WHAT IS REQUIRED -> Here are some entries; quote each one exactly.

SUPPLIED RECORDS ->
........
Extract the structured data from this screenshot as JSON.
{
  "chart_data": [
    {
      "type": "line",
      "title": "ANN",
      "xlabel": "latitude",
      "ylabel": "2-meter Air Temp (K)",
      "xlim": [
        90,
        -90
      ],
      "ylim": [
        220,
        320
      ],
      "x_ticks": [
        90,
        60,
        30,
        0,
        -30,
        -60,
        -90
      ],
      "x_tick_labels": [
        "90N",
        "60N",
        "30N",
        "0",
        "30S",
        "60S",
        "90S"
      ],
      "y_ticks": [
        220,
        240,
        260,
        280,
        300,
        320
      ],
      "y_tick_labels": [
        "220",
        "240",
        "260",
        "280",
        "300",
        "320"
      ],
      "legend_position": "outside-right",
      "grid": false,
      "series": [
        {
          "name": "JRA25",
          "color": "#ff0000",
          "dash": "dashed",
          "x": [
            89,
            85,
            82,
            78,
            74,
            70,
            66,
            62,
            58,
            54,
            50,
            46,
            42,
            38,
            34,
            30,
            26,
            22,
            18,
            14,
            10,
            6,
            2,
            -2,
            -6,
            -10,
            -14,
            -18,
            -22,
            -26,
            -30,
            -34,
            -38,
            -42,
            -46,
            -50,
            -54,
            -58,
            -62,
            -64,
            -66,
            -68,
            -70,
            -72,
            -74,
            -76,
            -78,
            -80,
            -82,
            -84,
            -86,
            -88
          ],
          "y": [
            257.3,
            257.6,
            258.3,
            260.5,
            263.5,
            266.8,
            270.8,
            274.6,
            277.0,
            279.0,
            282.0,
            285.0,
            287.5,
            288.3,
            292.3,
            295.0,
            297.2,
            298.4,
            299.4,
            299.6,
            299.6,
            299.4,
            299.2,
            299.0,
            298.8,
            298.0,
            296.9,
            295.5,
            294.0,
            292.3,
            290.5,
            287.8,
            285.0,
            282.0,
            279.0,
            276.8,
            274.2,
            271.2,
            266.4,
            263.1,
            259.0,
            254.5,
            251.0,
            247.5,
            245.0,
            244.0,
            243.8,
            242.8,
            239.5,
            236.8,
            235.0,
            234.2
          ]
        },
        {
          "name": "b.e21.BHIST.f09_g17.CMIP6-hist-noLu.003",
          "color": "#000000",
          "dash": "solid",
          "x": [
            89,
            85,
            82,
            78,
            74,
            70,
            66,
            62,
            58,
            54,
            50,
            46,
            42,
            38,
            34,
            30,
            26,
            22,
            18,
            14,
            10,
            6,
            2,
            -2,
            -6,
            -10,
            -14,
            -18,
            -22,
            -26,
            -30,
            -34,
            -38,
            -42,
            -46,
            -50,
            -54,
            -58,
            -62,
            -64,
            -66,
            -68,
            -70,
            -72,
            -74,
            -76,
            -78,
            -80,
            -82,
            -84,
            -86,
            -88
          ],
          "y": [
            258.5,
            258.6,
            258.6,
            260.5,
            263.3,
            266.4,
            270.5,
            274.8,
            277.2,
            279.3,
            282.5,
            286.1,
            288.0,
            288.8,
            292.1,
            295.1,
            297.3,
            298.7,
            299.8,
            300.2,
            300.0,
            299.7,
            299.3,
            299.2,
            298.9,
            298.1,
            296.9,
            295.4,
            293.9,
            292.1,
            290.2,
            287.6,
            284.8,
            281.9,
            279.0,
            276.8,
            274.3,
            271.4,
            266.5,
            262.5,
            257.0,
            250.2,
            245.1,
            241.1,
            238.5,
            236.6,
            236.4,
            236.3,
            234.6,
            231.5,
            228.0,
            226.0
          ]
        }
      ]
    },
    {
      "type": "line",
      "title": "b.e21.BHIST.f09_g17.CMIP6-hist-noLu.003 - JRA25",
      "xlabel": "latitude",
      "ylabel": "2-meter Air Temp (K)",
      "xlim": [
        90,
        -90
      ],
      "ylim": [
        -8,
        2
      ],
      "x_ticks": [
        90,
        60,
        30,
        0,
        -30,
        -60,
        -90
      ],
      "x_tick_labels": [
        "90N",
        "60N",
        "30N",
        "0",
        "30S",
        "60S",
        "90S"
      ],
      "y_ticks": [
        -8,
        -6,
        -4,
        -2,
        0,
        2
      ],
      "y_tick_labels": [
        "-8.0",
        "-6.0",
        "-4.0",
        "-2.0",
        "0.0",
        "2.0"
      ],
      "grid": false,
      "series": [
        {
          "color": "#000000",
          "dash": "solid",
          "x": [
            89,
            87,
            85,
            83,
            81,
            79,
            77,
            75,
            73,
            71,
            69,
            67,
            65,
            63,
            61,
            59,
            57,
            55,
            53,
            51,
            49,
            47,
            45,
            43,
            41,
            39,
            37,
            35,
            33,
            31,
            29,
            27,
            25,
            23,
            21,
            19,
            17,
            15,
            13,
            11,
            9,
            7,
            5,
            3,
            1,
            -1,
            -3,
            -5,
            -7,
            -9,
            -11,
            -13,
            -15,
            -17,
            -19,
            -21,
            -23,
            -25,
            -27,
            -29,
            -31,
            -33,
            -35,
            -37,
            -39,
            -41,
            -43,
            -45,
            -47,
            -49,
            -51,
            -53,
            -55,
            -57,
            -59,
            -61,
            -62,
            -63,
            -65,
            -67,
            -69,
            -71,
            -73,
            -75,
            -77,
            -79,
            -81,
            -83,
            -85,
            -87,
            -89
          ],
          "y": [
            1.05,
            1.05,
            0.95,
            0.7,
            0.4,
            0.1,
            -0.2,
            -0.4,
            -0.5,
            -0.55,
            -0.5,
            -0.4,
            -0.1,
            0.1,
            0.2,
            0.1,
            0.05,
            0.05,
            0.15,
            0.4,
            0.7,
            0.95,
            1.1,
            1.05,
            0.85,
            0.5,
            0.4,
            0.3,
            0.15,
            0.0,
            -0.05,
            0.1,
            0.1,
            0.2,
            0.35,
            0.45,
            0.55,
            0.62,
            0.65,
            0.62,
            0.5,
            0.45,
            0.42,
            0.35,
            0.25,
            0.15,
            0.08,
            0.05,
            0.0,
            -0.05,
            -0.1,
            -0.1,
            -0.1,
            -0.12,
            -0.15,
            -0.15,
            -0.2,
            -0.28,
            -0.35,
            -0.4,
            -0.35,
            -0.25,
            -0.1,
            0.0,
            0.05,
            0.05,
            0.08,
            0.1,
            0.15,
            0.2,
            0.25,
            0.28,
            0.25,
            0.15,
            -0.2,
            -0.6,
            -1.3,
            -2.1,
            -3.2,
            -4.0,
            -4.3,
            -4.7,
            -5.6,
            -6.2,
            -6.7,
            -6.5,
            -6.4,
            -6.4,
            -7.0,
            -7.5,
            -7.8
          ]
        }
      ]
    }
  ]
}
........
SOLUTION ->
Extract the structured data from this screenshot as JSON.
{
  "chart_data": [
    {
      "type": "line",
      "title": "ANN",
      "xlabel": "latitude",
      "ylabel": "2-meter Air Temp (K)",
      "xlim": [
        90,
        -90
      ],
      "ylim": [
        220,
        320
      ],
      "x_ticks": [
        90,
        60,
        30,
        0,
        -30,
        -60,
        -90
      ],
      "x_tick_labels": [
        "90N",
        "60N",
        "30N",
        "0",
        "30S",
        "60S",
        "90S"
      ],
      "y_ticks": [
        220,
        240,
        260,
        280,
        300,
        320
      ],
      "y_tick_labels": [
        "220",
        "240",
        "260",
        "280",
        "300",
        "320"
      ],
      "legend_position": "outside-right",
      "grid": false,
      "series": [
        {
          "name": "JRA25",
          "color": "#ff0000",
          "dash": "dashed",
          "x": [
            89,
            85,
            82,
            78,
            74,
            70,
            66,
            62,
            58,
            54,
            50,
            46,
            42,
            38,
            34,
            30,
            26,
            22,
            18,
            14,
            10,
            6,
            2,
            -2,
            -6,
            -10,
            -14,
            -18,
            -22,
            -26,
            -30,
            -34,
            -38,
            -42,
            -46,
            -50,
            -54,
            -58,
            -62,
            -64,
            -66,
            -68,
            -70,
            -72,
            -74,
            -76,
            -78,
            -80,
            -82,
            -84,
            -86,
            -88
          ],
          "y": [
            257.3,
            257.6,
            258.3,
            260.5,
            263.5,
            266.8,
            270.8,
            274.6,
            277.0,
            279.0,
            282.0,
            285.0,
            287.5,
            288.3,
            292.3,
            295.0,
            297.2,
            298.4,
            299.4,
            299.6,
            299.6,
            299.4,
            299.2,
            299.0,
            298.8,
            298.0,
            296.9,
            295.5,
            294.0,
            292.3,
            290.5,
            287.8,
            285.0,
            282.0,
            279.0,
            276.8,
            274.2,
            271.2,
            266.4,
            263.1,
            259.0,
            254.5,
            251.0,
            247.5,
            245.0,
            244.0,
            243.8,
            242.8,
            239.5,
            236.8,
            235.0,
            234.2
          ]
        },
        {
          "name": "b.e21.BHIST.f09_g17.CMIP6-hist-noLu.003",
          "color": "#000000",
          "dash": "solid",
          "x": [
            89,
            85,
            82,
            78,
            74,
            70,
            66,
            62,
            58,
            54,
            50,
            46,
            42,
            38,
            34,
            30,
            26,
            22,
            18,
            14,
            10,
            6,
            2,
            -2,
            -6,
            -10,
            -14,
            -18,
            -22,
            -26,
            -30,
            -34,
            -38,
            -42,
            -46,
            -50,
            -54,
            -58,
            -62,
            -64,
            -66,
            -68,
            -70,
            -72,
            -74,
            -76,
            -78,
            -80,
            -82,
            -84,
            -86,
            -88
          ],
          "y": [
            258.5,
            258.6,
            258.6,
            260.5,
            263.3,
            266.4,
            270.5,
            274.8,
            277.2,
            279.3,
            282.5,
            286.1,
            288.0,
            288.8,
            292.1,
            295.1,
            297.3,
            298.7,
            299.8,
            300.2,
            300.0,
            299.7,
            299.3,
            299.2,
            298.9,
            298.1,
            296.9,
            295.4,
            293.9,
            292.1,
            290.2,
            287.6,
            284.8,
            281.9,
            279.0,
            276.8,
            274.3,
            271.4,
            266.5,
            262.5,
            257.0,
            250.2,
            245.1,
            241.1,
            238.5,
            236.6,
            236.4,
            236.3,
            234.6,
            231.5,
            228.0,
            226.0
          ]
        }
      ]
    },
    {
      "type": "line",
      "title": "b.e21.BHIST.f09_g17.CMIP6-hist-noLu.003 - JRA25",
      "xlabel": "latitude",
      "ylabel": "2-meter Air Temp (K)",
      "xlim": [
        90,
        -90
      ],
      "ylim": [
        -8,
        2
      ],
      "x_ticks": [
        90,
        60,
        30,
        0,
        -30,
        -60,
        -90
      ],
      "x_tick_labels": [
        "90N",
        "60N",
        "30N",
        "0",
        "30S",
        "60S",
        "90S"
      ],
      "y_ticks": [
        -8,
        -6,
        -4,
        -2,
        0,
        2
      ],
      "y_tick_labels": [
        "-8.0",
        "-6.0",
        "-4.0",
        "-2.0",
        "0.0",
        "2.0"
      ],
      "grid": false,
      "series": [
        {
          "color": "#000000",
          "dash": "solid",
          "x": [
            89,
            87,
            85,
            83,
            81,
            79,
            77,
            75,
            73,
            71,
            69,
            67,
            65,
            63,
            61,
            59,
            57,
            55,
            53,
            51,
            49,
            47,
            45,
            43,
            41,
            39,
            37,
            35,
            33,
            31,
            29,
            27,
            25,
            23,
            21,
            19,
            17,
            15,
            13,
            11,
            9,
            7,
            5,
            3,
            1,
            -1,
            -3,
            -5,
            -7,
            -9,
            -11,
            -13,
            -15,
            -17,
            -19,
            -21,
            -23,
            -25,
            -27,
            -29,
            -31,
            -33,
            -35,
            -37,
            -39,
            -41,
            -43,
            -45,
            -47,
            -49,
            -51,
            -53,
            -55,
            -57,
            -59,
            -61,
            -62,
            -63,
            -65,
            -67,
            -69,
            -71,
            -73,
            -75,
            -77,
            -79,
            -81,
            -83,
            -85,
            -87,
            -89
          ],
          "y": [
            1.05,
            1.05,
            0.95,
            0.7,
            0.4,
            0.1,
            -0.2,
            -0.4,
            -0.5,
            -0.55,
            -0.5,
            -0.4,
            -0.1,
            0.1,
            0.2,
            0.1,
            0.05,
            0.05,
            0.15,
            0.4,
            0.7,
            0.95,
            1.1,
            1.05,
            0.85,
            0.5,
            0.4,
            0.3,
            0.15,
            0.0,
            -0.05,
            0.1,
            0.1,
            0.2,
            0.35,
            0.45,
            0.55,
            0.62,
            0.65,
            0.62,
            0.5,
            0.45,
            0.42,
            0.35,
            0.25,
            0.15,
            0.08,
            0.05,
            0.0,
            -0.05,
            -0.1,
            -0.1,
            -0.1,
            -0.12,
            -0.15,
            -0.15,
            -0.2,
            -0.28,
            -0.35,
            -0.4,
            -0.35,
            -0.25,
            -0.1,
            0.0,
            0.05,
            0.05,
            0.08,
            0.1,
            0.15,
            0.2,
            0.25,
            0.28,
            0.25,
            0.15,
            -0.2,
            -0.6,
            -1.3,
            -2.1,
            -3.2,
            -4.0,
            -4.3,
            -4.7,
            -5.6,
            -6.2,
            -6.7,
            -6.5,
            -6.4,
            -6.4,
            -7.0,
            -7.5,
            -7.8
          ]
        }
      ]
    }
  ]
}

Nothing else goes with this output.